Count the lines in the data below where the string "Elev" occurs, please, and give the number alone.
:: INFORMATION PROVIDED ::
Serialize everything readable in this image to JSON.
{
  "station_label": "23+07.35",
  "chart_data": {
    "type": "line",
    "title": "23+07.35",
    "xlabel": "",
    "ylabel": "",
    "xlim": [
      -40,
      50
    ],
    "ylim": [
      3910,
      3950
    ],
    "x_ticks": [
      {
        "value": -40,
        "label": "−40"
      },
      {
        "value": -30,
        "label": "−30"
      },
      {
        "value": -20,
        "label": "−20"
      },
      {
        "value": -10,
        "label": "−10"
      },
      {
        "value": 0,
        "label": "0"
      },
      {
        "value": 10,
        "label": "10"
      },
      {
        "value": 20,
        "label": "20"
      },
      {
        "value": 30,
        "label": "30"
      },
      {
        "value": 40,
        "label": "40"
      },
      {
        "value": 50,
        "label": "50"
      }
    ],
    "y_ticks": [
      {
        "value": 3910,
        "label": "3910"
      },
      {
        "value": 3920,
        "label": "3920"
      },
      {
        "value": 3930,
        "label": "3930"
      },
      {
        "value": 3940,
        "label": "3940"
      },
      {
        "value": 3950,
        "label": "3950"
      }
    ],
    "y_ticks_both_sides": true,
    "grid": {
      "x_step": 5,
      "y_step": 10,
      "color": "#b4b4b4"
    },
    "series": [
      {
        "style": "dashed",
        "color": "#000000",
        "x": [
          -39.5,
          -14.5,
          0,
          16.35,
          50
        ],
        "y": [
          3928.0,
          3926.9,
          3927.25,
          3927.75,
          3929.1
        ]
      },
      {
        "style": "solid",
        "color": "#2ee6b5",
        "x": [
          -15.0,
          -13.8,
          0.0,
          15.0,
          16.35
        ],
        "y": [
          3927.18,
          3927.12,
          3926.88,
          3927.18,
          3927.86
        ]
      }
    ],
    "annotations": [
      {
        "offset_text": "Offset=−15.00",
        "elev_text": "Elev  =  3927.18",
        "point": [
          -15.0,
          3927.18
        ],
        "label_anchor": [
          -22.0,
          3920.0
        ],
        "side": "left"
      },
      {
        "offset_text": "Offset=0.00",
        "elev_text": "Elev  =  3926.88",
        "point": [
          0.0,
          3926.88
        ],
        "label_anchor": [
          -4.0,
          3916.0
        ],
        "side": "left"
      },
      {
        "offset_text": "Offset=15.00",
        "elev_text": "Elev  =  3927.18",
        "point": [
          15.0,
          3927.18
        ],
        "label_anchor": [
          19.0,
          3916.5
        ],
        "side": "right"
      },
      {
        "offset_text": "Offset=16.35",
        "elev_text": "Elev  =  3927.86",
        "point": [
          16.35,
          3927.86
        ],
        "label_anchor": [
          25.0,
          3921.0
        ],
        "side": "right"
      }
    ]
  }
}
:::
== RESULT ==
4